**Record extracts**
______________________________

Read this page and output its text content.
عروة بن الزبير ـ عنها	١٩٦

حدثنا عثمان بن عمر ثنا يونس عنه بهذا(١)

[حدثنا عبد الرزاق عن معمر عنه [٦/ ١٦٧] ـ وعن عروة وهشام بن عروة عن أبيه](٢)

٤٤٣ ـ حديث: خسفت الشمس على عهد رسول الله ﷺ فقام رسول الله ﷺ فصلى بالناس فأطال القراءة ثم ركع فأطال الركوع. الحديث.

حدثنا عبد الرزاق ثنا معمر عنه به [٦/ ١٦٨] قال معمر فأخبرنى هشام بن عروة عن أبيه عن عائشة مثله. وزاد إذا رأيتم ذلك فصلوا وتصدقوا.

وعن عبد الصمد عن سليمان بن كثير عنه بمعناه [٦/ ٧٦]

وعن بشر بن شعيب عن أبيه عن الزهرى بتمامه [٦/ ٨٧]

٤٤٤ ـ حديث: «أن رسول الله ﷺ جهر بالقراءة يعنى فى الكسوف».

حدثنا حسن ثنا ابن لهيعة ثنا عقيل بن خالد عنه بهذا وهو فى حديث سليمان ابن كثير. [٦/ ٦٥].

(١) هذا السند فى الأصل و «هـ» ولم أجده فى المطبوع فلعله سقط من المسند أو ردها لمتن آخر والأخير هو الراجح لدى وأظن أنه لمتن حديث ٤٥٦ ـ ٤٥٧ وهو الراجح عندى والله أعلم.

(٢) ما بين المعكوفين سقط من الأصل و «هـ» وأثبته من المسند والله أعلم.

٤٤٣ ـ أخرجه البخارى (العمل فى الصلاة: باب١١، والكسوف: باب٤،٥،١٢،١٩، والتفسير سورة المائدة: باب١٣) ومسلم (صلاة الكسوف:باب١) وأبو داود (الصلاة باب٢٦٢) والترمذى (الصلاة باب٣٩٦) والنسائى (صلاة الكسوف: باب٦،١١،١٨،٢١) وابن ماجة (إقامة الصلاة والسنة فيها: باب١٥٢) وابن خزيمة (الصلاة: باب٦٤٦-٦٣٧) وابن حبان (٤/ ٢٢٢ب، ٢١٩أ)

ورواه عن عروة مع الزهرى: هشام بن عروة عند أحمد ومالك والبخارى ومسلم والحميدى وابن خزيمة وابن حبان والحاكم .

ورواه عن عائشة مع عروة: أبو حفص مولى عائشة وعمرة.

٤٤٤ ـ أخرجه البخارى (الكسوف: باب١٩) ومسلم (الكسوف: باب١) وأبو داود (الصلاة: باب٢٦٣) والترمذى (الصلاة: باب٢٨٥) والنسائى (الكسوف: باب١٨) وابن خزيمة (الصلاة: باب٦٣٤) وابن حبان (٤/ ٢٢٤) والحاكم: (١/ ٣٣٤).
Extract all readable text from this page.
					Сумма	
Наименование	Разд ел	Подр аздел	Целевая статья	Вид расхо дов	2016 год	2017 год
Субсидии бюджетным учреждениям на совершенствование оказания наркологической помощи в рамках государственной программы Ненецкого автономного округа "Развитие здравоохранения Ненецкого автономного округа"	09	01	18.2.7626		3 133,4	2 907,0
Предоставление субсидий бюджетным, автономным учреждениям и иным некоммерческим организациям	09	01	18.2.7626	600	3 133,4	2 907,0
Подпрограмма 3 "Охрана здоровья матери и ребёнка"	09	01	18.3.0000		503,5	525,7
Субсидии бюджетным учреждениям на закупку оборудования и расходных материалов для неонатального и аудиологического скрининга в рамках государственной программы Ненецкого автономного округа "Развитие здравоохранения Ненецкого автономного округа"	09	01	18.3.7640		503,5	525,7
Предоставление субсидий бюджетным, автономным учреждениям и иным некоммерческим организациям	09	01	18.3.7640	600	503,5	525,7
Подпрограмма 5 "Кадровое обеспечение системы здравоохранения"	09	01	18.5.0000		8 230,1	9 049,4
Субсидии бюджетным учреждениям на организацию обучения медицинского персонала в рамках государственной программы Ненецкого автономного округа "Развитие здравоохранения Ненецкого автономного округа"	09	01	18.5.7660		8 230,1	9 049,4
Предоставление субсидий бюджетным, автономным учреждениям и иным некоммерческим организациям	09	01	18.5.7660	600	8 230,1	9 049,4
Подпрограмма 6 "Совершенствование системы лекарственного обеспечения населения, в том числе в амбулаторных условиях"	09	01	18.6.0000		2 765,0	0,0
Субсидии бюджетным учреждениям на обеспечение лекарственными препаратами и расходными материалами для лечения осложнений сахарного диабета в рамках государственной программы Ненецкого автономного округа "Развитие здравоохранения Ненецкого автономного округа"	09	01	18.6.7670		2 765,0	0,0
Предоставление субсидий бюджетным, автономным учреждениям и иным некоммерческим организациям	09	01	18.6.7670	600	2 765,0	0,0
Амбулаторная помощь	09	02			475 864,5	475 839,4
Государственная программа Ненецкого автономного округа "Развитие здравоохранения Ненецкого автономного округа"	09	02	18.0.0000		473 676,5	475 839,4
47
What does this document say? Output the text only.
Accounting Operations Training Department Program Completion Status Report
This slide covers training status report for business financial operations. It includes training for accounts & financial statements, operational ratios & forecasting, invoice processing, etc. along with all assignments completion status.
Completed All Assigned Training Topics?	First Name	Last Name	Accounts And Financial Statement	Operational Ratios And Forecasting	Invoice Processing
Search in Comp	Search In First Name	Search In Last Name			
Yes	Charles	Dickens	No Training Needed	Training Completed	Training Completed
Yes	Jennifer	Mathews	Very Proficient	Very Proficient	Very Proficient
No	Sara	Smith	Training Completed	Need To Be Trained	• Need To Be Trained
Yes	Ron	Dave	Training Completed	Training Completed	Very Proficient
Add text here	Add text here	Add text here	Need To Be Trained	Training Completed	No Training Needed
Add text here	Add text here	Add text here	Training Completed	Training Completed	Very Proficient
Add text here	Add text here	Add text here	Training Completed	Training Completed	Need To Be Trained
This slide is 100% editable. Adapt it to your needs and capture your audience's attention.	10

______________________________

**Written task**
Each line must be given again exactly as written above.

**Written answer**
Read this page and output its text content.
عروة بن الزبير ـ عنها	١٩٦

حدثنا عثمان بن عمر ثنا يونس عنه بهذا(١)

[حدثنا عبد الرزاق عن معمر عنه [٦/ ١٦٧] ـ وعن عروة وهشام بن عروة عن أبيه](٢)

٤٤٣ ـ حديث: خسفت الشمس على عهد رسول الله ﷺ فقام رسول الله ﷺ فصلى بالناس فأطال القراءة ثم ركع فأطال الركوع. الحديث.

حدثنا عبد الرزاق ثنا معمر عنه به [٦/ ١٦٨] قال معمر فأخبرنى هشام بن عروة عن أبيه عن عائشة مثله. وزاد إذا رأيتم ذلك فصلوا وتصدقوا.

وعن عبد الصمد عن سليمان بن كثير عنه بمعناه [٦/ ٧٦]

وعن بشر بن شعيب عن أبيه عن الزهرى بتمامه [٦/ ٨٧]

٤٤٤ ـ حديث: «أن رسول الله ﷺ جهر بالقراءة يعنى فى الكسوف».

حدثنا حسن ثنا ابن لهيعة ثنا عقيل بن خالد عنه بهذا وهو فى حديث سليمان ابن كثير. [٦/ ٦٥].

(١) هذا السند فى الأصل و «هـ» ولم أجده فى المطبوع فلعله سقط من المسند أو ردها لمتن آخر والأخير هو الراجح لدى وأظن أنه لمتن حديث ٤٥٦ ـ ٤٥٧ وهو الراجح عندى والله أعلم.

(٢) ما بين المعكوفين سقط من الأصل و «هـ» وأثبته من المسند والله أعلم.

٤٤٣ ـ أخرجه البخارى (العمل فى الصلاة: باب١١، والكسوف: باب٤،٥،١٢،١٩، والتفسير سورة المائدة: باب١٣) ومسلم (صلاة الكسوف:باب١) وأبو داود (الصلاة باب٢٦٢) والترمذى (الصلاة باب٣٩٦) والنسائى (صلاة الكسوف: باب٦،١١،١٨،٢١) وابن ماجة (إقامة الصلاة والسنة فيها: باب١٥٢) وابن خزيمة (الصلاة: باب٦٤٦-٦٣٧) وابن حبان (٤/ ٢٢٢ب، ٢١٩أ)

ورواه عن عروة مع الزهرى: هشام بن عروة عند أحمد ومالك والبخارى ومسلم والحميدى وابن خزيمة وابن حبان والحاكم .

ورواه عن عائشة مع عروة: أبو حفص مولى عائشة وعمرة.

٤٤٤ ـ أخرجه البخارى (الكسوف: باب١٩) ومسلم (الكسوف: باب١) وأبو داود (الصلاة: باب٢٦٣) والترمذى (الصلاة: باب٢٨٥) والنسائى (الكسوف: باب١٨) وابن خزيمة (الصلاة: باب٦٣٤) وابن حبان (٤/ ٢٢٤) والحاكم: (١/ ٣٣٤).
Extract all readable text from this page.
					Сумма	
Наименование	Разд ел	Подр аздел	Целевая статья	Вид расхо дов	2016 год	2017 год
Субсидии бюджетным учреждениям на совершенствование оказания наркологической помощи в рамках государственной программы Ненецкого автономного округа "Развитие здравоохранения Ненецкого автономного округа"	09	01	18.2.7626		3 133,4	2 907,0
Предоставление субсидий бюджетным, автономным учреждениям и иным некоммерческим организациям	09	01	18.2.7626	600	3 133,4	2 907,0
Подпрограмма 3 "Охрана здоровья матери и ребёнка"	09	01	18.3.0000		503,5	525,7
Субсидии бюджетным учреждениям на закупку оборудования и расходных материалов для неонатального и аудиологического скрининга в рамках государственной программы Ненецкого автономного округа "Развитие здравоохранения Ненецкого автономного округа"	09	01	18.3.7640		503,5	525,7
Предоставление субсидий бюджетным, автономным учреждениям и иным некоммерческим организациям	09	01	18.3.7640	600	503,5	525,7
Подпрограмма 5 "Кадровое обеспечение системы здравоохранения"	09	01	18.5.0000		8 230,1	9 049,4
Субсидии бюджетным учреждениям на организацию обучения медицинского персонала в рамках государственной программы Ненецкого автономного округа "Развитие здравоохранения Ненецкого автономного округа"	09	01	18.5.7660		8 230,1	9 049,4
Предоставление субсидий бюджетным, автономным учреждениям и иным некоммерческим организациям	09	01	18.5.7660	600	8 230,1	9 049,4
Подпрограмма 6 "Совершенствование системы лекарственного обеспечения населения, в том числе в амбулаторных условиях"	09	01	18.6.0000		2 765,0	0,0
Субсидии бюджетным учреждениям на обеспечение лекарственными препаратами и расходными материалами для лечения осложнений сахарного диабета в рамках государственной программы Ненецкого автономного округа "Развитие здравоохранения Ненецкого автономного округа"	09	01	18.6.7670		2 765,0	0,0
Предоставление субсидий бюджетным, автономным учреждениям и иным некоммерческим организациям	09	01	18.6.7670	600	2 765,0	0,0
Амбулаторная помощь	09	02			475 864,5	475 839,4
Государственная программа Ненецкого автономного округа "Развитие здравоохранения Ненецкого автономного округа"	09	02	18.0.0000		473 676,5	475 839,4
47
What does this document say? Output the text only.
Accounting Operations Training Department Program Completion Status Report
This slide covers training status report for business financial operations. It includes training for accounts & financial statements, operational ratios & forecasting, invoice processing, etc. along with all assignments completion status.
Completed All Assigned Training Topics?	First Name	Last Name	Accounts And Financial Statement	Operational Ratios And Forecasting	Invoice Processing
Search in Comp	Search In First Name	Search In Last Name			
Yes	Charles	Dickens	No Training Needed	Training Completed	Training Completed
Yes	Jennifer	Mathews	Very Proficient	Very Proficient	Very Proficient
No	Sara	Smith	Training Completed	Need To Be Trained	• Need To Be Trained
Yes	Ron	Dave	Training Completed	Training Completed	Very Proficient
Add text here	Add text here	Add text here	Need To Be Trained	Training Completed	No Training Needed
Add text here	Add text here	Add text here	Training Completed	Training Completed	Very Proficient
Add text here	Add text here	Add text here	Training Completed	Training Completed	Need To Be Trained
This slide is 100% editable. Adapt it to your needs and capture your audience's attention.	10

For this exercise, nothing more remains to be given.